• Records from a dataset:
* START *

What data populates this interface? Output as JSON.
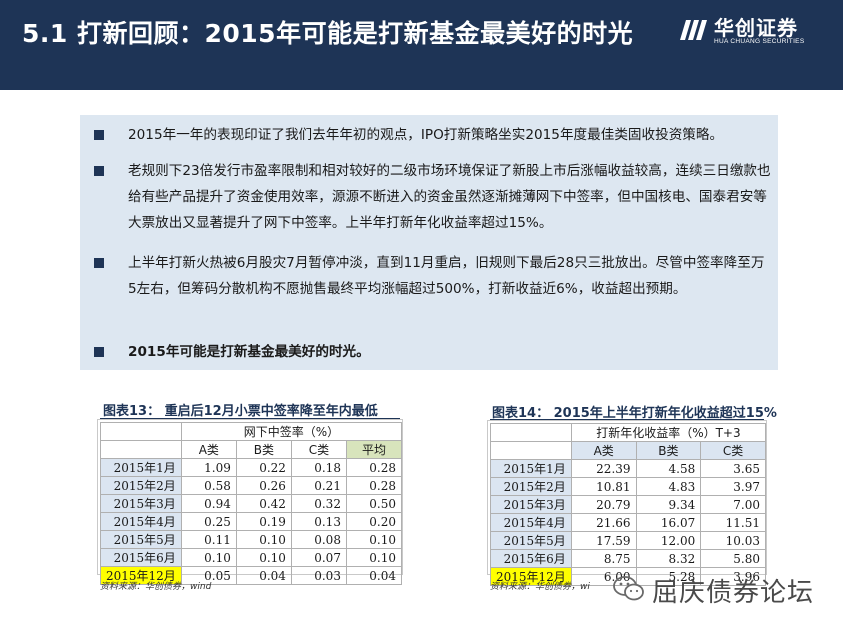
{
  "header": {
    "title": "5.1  打新回顾：2015年可能是打新基金最美好的时光",
    "logo_cn": "华创证券",
    "logo_en": "HUA CHUANG SECURITIES"
  },
  "summary": {
    "bullets": [
      {
        "text": "2015年一年的表现印证了我们去年年初的观点，IPO打新策略坐实2015年度最佳类固收投资策略。",
        "bold": false
      },
      {
        "text": "老规则下23倍发行市盈率限制和相对较好的二级市场环境保证了新股上市后涨幅收益较高，连续三日缴款也给有些产品提升了资金使用效率，源源不断进入的资金虽然逐渐摊薄网下中签率，但中国核电、国泰君安等大票放出又显著提升了网下中签率。上半年打新年化收益率超过15%。",
        "bold": false
      },
      {
        "text": "上半年打新火热被6月股灾7月暂停冲淡，直到11月重启，旧规则下最后28只三批放出。尽管中签率降至万5左右，但筹码分散机构不愿抛售最终平均涨幅超过500%，打新收益近6%，收益超出预期。",
        "bold": false
      },
      {
        "text": "2015年可能是打新基金最美好的时光。",
        "bold": true
      }
    ]
  },
  "figure13": {
    "title": "图表13：  重启后12月小票中签率降至年内最低",
    "header_main": "网下中签率（%）",
    "columns": [
      "A类",
      "B类",
      "C类",
      "平均"
    ],
    "rows": [
      {
        "label": "2015年1月",
        "values": [
          "1.09",
          "0.22",
          "0.18",
          "0.28"
        ]
      },
      {
        "label": "2015年2月",
        "values": [
          "0.58",
          "0.26",
          "0.21",
          "0.28"
        ]
      },
      {
        "label": "2015年3月",
        "values": [
          "0.94",
          "0.42",
          "0.32",
          "0.50"
        ]
      },
      {
        "label": "2015年4月",
        "values": [
          "0.25",
          "0.19",
          "0.13",
          "0.20"
        ]
      },
      {
        "label": "2015年5月",
        "values": [
          "0.11",
          "0.10",
          "0.08",
          "0.10"
        ]
      },
      {
        "label": "2015年6月",
        "values": [
          "0.10",
          "0.10",
          "0.07",
          "0.10"
        ]
      },
      {
        "label": "2015年12月",
        "values": [
          "0.05",
          "0.04",
          "0.03",
          "0.04"
        ],
        "highlight": true
      }
    ],
    "source": "资料来源：华创债券，wind"
  },
  "figure14": {
    "title": "图表14：  2015年上半年打新年化收益超过15%",
    "header_main": "打新年化收益率（%）T+3",
    "columns": [
      "A类",
      "B类",
      "C类"
    ],
    "rows": [
      {
        "label": "2015年1月",
        "values": [
          "22.39",
          "4.58",
          "3.65"
        ]
      },
      {
        "label": "2015年2月",
        "values": [
          "10.81",
          "4.83",
          "3.97"
        ]
      },
      {
        "label": "2015年3月",
        "values": [
          "20.79",
          "9.34",
          "7.00"
        ]
      },
      {
        "label": "2015年4月",
        "values": [
          "21.66",
          "16.07",
          "11.51"
        ]
      },
      {
        "label": "2015年5月",
        "values": [
          "17.59",
          "12.00",
          "10.03"
        ]
      },
      {
        "label": "2015年6月",
        "values": [
          "8.75",
          "8.32",
          "5.80"
        ]
      },
      {
        "label": "2015年12月",
        "values": [
          "6.00",
          "5.28",
          "3.96"
        ],
        "highlight": true
      }
    ],
    "source": "资料来源：华创债券，wi"
  },
  "watermark": {
    "text": "屈庆债券论坛",
    "icon": "wechat-icon"
  },
  "colors": {
    "header_bg": "#1e3456",
    "summary_bg": "#dde7f1",
    "row_label_bg": "#dbe5f1",
    "highlight": "#ffff00",
    "avg_header": "#d8e4bc"
  }
}
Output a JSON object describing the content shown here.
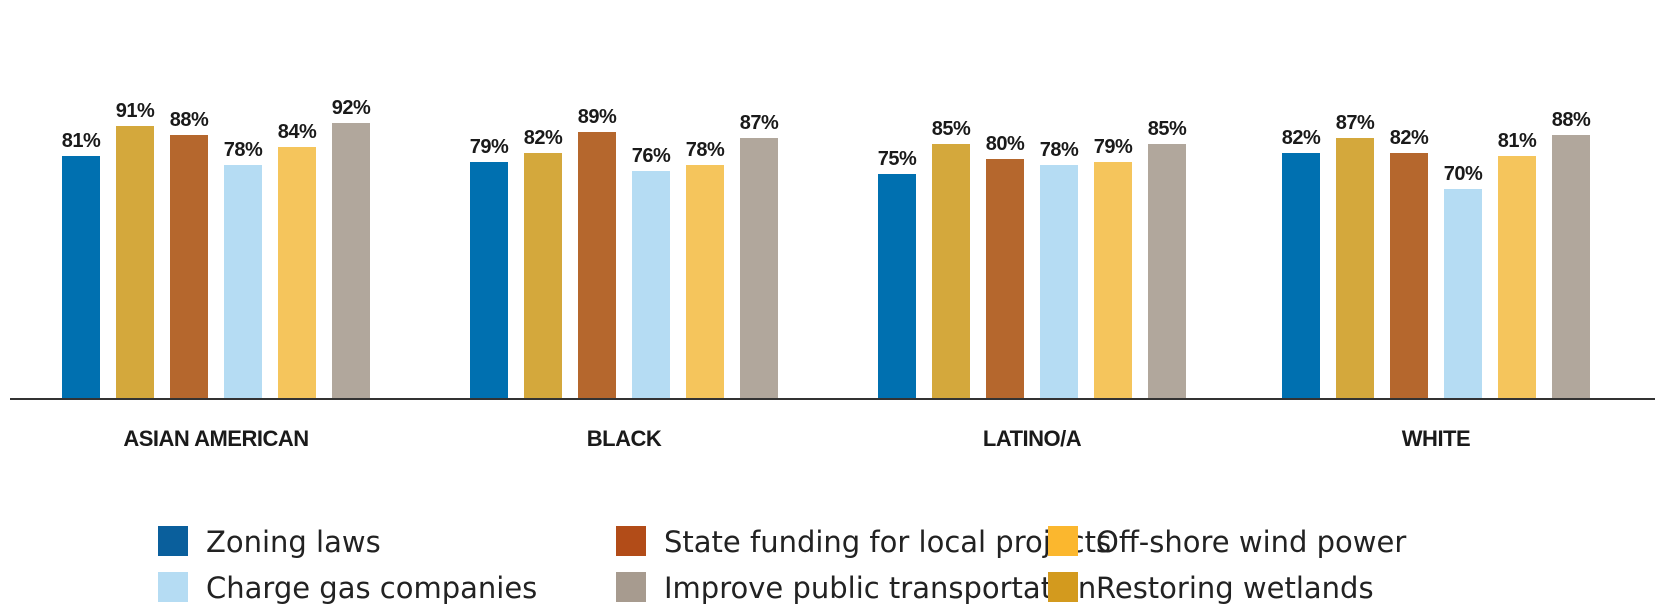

* END *

• Exercise goal: Pictures stay out of the copy; please restate every record above exactly.

• Expected answer:
What data populates this interface? Output as JSON.
{
  "header": {
    "title": "5.1  打新回顾：2015年可能是打新基金最美好的时光",
    "logo_cn": "华创证券",
    "logo_en": "HUA CHUANG SECURITIES"
  },
  "summary": {
    "bullets": [
      {
        "text": "2015年一年的表现印证了我们去年年初的观点，IPO打新策略坐实2015年度最佳类固收投资策略。",
        "bold": false
      },
      {
        "text": "老规则下23倍发行市盈率限制和相对较好的二级市场环境保证了新股上市后涨幅收益较高，连续三日缴款也给有些产品提升了资金使用效率，源源不断进入的资金虽然逐渐摊薄网下中签率，但中国核电、国泰君安等大票放出又显著提升了网下中签率。上半年打新年化收益率超过15%。",
        "bold": false
      },
      {
        "text": "上半年打新火热被6月股灾7月暂停冲淡，直到11月重启，旧规则下最后28只三批放出。尽管中签率降至万5左右，但筹码分散机构不愿抛售最终平均涨幅超过500%，打新收益近6%，收益超出预期。",
        "bold": false
      },
      {
        "text": "2015年可能是打新基金最美好的时光。",
        "bold": true
      }
    ]
  },
  "figure13": {
    "title": "图表13：  重启后12月小票中签率降至年内最低",
    "header_main": "网下中签率（%）",
    "columns": [
      "A类",
      "B类",
      "C类",
      "平均"
    ],
    "rows": [
      {
        "label": "2015年1月",
        "values": [
          "1.09",
          "0.22",
          "0.18",
          "0.28"
        ]
      },
      {
        "label": "2015年2月",
        "values": [
          "0.58",
          "0.26",
          "0.21",
          "0.28"
        ]
      },
      {
        "label": "2015年3月",
        "values": [
          "0.94",
          "0.42",
          "0.32",
          "0.50"
        ]
      },
      {
        "label": "2015年4月",
        "values": [
          "0.25",
          "0.19",
          "0.13",
          "0.20"
        ]
      },
      {
        "label": "2015年5月",
        "values": [
          "0.11",
          "0.10",
          "0.08",
          "0.10"
        ]
      },
      {
        "label": "2015年6月",
        "values": [
          "0.10",
          "0.10",
          "0.07",
          "0.10"
        ]
      },
      {
        "label": "2015年12月",
        "values": [
          "0.05",
          "0.04",
          "0.03",
          "0.04"
        ],
        "highlight": true
      }
    ],
    "source": "资料来源：华创债券，wind"
  },
  "figure14": {
    "title": "图表14：  2015年上半年打新年化收益超过15%",
    "header_main": "打新年化收益率（%）T+3",
    "columns": [
      "A类",
      "B类",
      "C类"
    ],
    "rows": [
      {
        "label": "2015年1月",
        "values": [
          "22.39",
          "4.58",
          "3.65"
        ]
      },
      {
        "label": "2015年2月",
        "values": [
          "10.81",
          "4.83",
          "3.97"
        ]
      },
      {
        "label": "2015年3月",
        "values": [
          "20.79",
          "9.34",
          "7.00"
        ]
      },
      {
        "label": "2015年4月",
        "values": [
          "21.66",
          "16.07",
          "11.51"
        ]
      },
      {
        "label": "2015年5月",
        "values": [
          "17.59",
          "12.00",
          "10.03"
        ]
      },
      {
        "label": "2015年6月",
        "values": [
          "8.75",
          "8.32",
          "5.80"
        ]
      },
      {
        "label": "2015年12月",
        "values": [
          "6.00",
          "5.28",
          "3.96"
        ],
        "highlight": true
      }
    ],
    "source": "资料来源：华创债券，wi"
  },
  "watermark": {
    "text": "屈庆债券论坛",
    "icon": "wechat-icon"
  },
  "colors": {
    "header_bg": "#1e3456",
    "summary_bg": "#dde7f1",
    "row_label_bg": "#dbe5f1",
    "highlight": "#ffff00",
    "avg_header": "#d8e4bc"
  }
}
Output a JSON object describing the content shown here.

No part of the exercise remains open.